- DO THIS -
Could you copy every line from the material below in which "Entities" appears?

#### MATERIAL

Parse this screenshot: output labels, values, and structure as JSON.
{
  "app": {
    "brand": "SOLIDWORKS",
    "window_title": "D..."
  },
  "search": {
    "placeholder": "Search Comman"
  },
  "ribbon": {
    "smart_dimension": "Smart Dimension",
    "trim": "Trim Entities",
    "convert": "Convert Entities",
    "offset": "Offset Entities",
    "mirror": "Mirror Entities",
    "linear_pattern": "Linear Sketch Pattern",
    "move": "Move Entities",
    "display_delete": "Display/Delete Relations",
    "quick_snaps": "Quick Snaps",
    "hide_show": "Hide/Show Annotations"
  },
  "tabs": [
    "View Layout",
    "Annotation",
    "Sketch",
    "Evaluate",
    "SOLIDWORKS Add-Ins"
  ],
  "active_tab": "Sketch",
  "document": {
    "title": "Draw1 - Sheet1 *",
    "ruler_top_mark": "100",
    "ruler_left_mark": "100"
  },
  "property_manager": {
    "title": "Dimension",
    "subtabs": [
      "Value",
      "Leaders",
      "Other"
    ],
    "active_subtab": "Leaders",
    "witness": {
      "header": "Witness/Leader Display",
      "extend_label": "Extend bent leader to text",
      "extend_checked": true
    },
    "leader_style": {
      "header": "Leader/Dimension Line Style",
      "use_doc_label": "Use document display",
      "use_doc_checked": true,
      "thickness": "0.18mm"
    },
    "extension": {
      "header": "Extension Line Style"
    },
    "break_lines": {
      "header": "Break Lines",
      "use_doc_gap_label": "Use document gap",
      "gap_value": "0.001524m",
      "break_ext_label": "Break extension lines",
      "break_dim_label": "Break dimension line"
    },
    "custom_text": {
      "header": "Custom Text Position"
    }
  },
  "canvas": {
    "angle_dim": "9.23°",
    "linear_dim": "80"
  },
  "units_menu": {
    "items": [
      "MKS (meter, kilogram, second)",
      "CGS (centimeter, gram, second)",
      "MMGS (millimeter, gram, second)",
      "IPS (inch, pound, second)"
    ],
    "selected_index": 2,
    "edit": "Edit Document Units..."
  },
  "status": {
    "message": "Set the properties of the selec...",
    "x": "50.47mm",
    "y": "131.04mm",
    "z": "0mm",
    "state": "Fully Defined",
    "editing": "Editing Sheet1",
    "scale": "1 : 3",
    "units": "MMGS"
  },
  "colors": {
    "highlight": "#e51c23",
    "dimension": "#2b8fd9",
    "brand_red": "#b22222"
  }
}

########

- TASK ANSWER -
    "trim": "Trim Entities",
    "convert": "Convert Entities",
    "offset": "Offset Entities",
    "mirror": "Mirror Entities",
    "move": "Move Entities",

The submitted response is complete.